Restate the records below word for word, and omit the images they hold.

-- Start Data for processing --

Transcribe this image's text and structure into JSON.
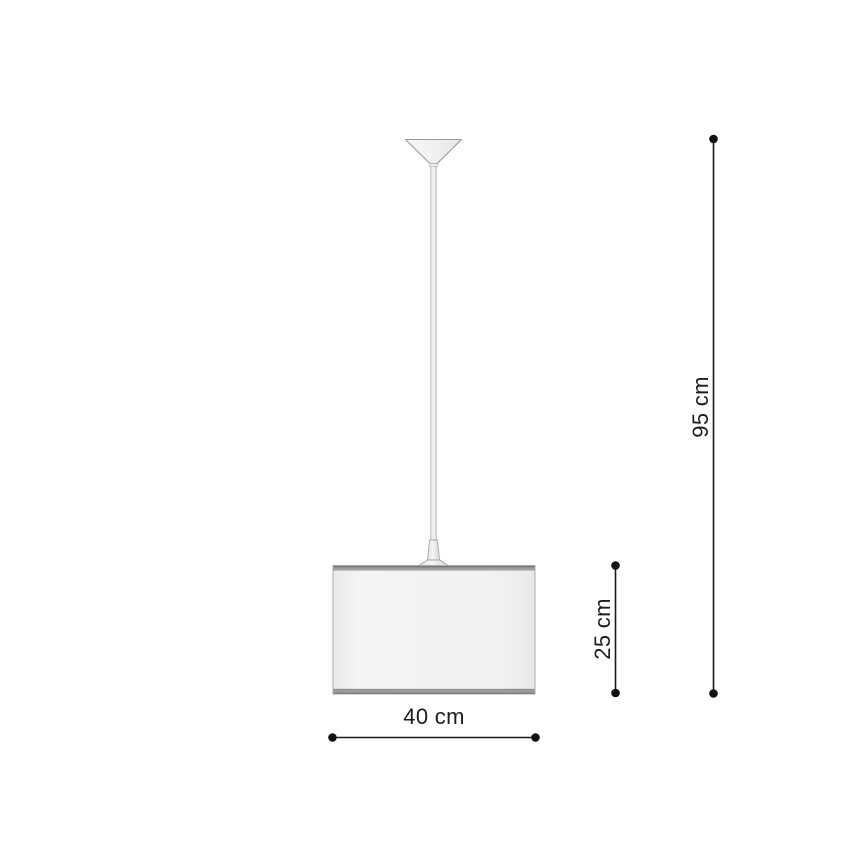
{
  "page": {
    "background_color": "#ffffff",
    "kind": "product-dimension-diagram",
    "subject": "pendant-lamp"
  },
  "lamp": {
    "parts": [
      "ceiling-canopy",
      "suspension-cable",
      "socket-holder",
      "drum-lampshade"
    ],
    "colors": {
      "outline": "#9a9a9a",
      "canopy_fill": "#f0f0f0",
      "cable_fill": "#ececec",
      "shade_fill": "#f2f2f2",
      "shade_band": "#9e9e9e"
    }
  },
  "dimensions": {
    "line_color": "#1a1a1a",
    "total_height": {
      "label": "95 cm",
      "value": 95,
      "unit": "cm",
      "orientation": "vertical"
    },
    "shade_height": {
      "label": "25 cm",
      "value": 25,
      "unit": "cm",
      "orientation": "vertical"
    },
    "shade_width": {
      "label": "40 cm",
      "value": 40,
      "unit": "cm",
      "orientation": "horizontal"
    }
  }
}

-- End Data for processing --

Finished task ::
Transcribe this image's text and structure into JSON.
{
  "page": {
    "background_color": "#ffffff",
    "kind": "product-dimension-diagram",
    "subject": "pendant-lamp"
  },
  "lamp": {
    "parts": [
      "ceiling-canopy",
      "suspension-cable",
      "socket-holder",
      "drum-lampshade"
    ],
    "colors": {
      "outline": "#9a9a9a",
      "canopy_fill": "#f0f0f0",
      "cable_fill": "#ececec",
      "shade_fill": "#f2f2f2",
      "shade_band": "#9e9e9e"
    }
  },
  "dimensions": {
    "line_color": "#1a1a1a",
    "total_height": {
      "label": "95 cm",
      "value": 95,
      "unit": "cm",
      "orientation": "vertical"
    },
    "shade_height": {
      "label": "25 cm",
      "value": 25,
      "unit": "cm",
      "orientation": "vertical"
    },
    "shade_width": {
      "label": "40 cm",
      "value": 40,
      "unit": "cm",
      "orientation": "horizontal"
    }
  }
}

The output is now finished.